→ **WHAT THE EXERCISE ASKS**
In the records below, tally every line containing "text". Report only the total.

________

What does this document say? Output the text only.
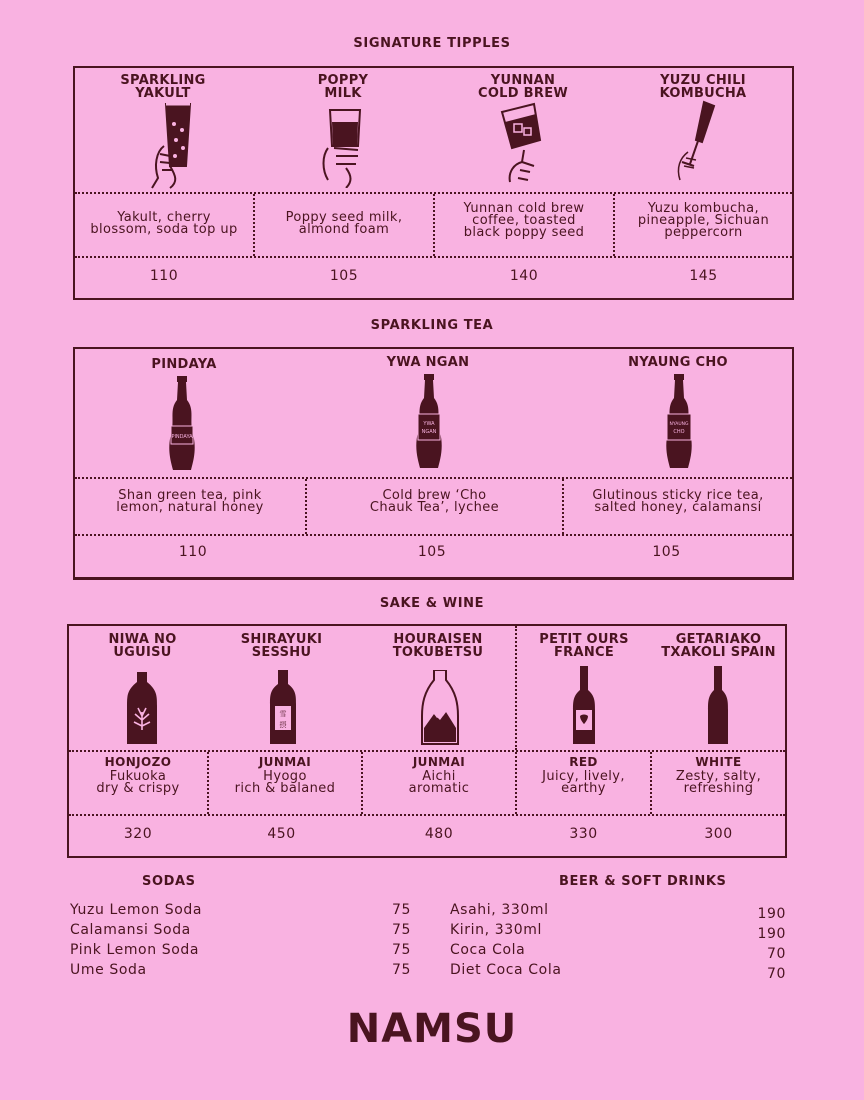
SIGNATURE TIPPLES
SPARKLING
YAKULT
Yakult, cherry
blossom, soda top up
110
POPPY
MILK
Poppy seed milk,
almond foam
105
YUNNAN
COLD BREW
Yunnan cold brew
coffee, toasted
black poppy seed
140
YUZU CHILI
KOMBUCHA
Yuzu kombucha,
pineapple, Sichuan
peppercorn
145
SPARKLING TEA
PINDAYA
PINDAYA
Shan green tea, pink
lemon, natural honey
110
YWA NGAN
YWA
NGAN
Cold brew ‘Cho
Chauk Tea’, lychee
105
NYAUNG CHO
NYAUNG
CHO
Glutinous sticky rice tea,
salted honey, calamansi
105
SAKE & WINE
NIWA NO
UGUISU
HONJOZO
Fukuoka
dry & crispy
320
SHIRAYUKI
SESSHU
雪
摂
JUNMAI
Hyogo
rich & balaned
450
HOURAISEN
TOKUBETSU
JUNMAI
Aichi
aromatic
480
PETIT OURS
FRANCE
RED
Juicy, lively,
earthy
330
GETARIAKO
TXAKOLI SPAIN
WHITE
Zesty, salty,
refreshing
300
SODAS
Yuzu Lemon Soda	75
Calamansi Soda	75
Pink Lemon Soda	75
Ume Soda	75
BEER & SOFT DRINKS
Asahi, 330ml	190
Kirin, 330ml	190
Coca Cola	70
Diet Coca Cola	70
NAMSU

________

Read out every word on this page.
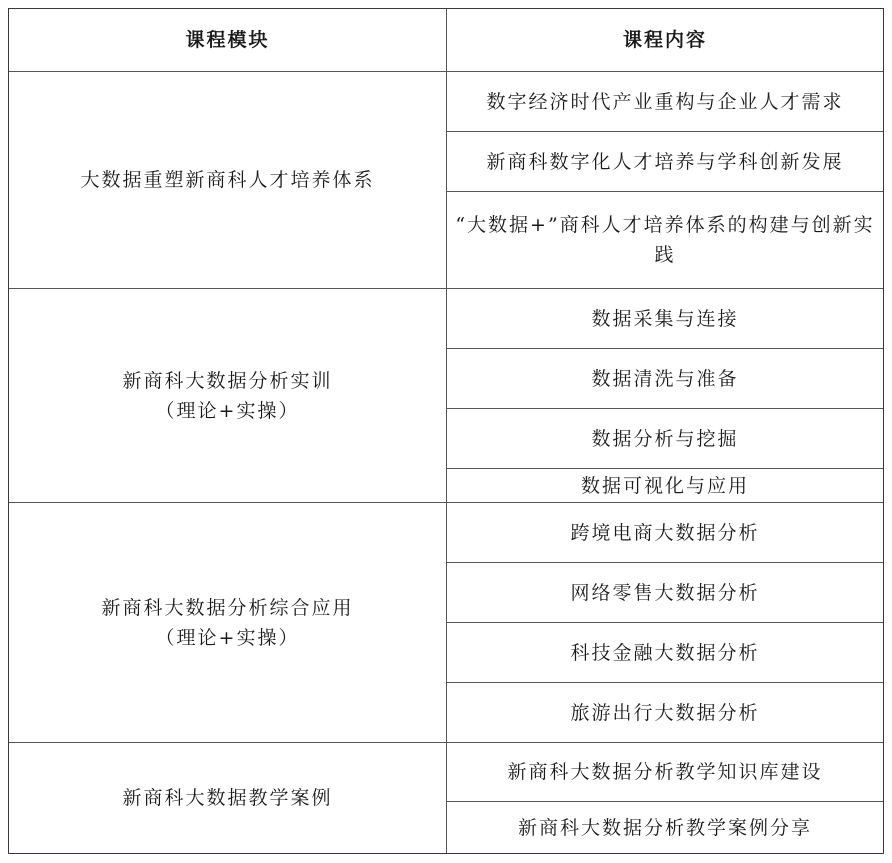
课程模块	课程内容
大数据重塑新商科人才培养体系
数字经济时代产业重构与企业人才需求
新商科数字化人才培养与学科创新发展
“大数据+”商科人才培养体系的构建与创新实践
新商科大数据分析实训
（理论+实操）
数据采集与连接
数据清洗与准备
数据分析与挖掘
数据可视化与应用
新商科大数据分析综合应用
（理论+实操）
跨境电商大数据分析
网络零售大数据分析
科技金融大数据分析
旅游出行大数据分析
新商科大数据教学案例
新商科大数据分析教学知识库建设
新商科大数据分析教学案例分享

________

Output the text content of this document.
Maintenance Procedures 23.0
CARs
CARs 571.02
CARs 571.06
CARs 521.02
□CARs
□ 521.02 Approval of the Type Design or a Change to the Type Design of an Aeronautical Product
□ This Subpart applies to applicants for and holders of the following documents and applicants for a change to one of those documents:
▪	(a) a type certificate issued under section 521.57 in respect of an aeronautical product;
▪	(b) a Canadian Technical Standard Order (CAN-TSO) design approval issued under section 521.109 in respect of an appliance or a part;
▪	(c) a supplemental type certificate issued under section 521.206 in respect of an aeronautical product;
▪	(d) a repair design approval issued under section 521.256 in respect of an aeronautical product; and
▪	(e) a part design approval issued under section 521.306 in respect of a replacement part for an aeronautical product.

________

→ **EXERCISE OUTPUT**
2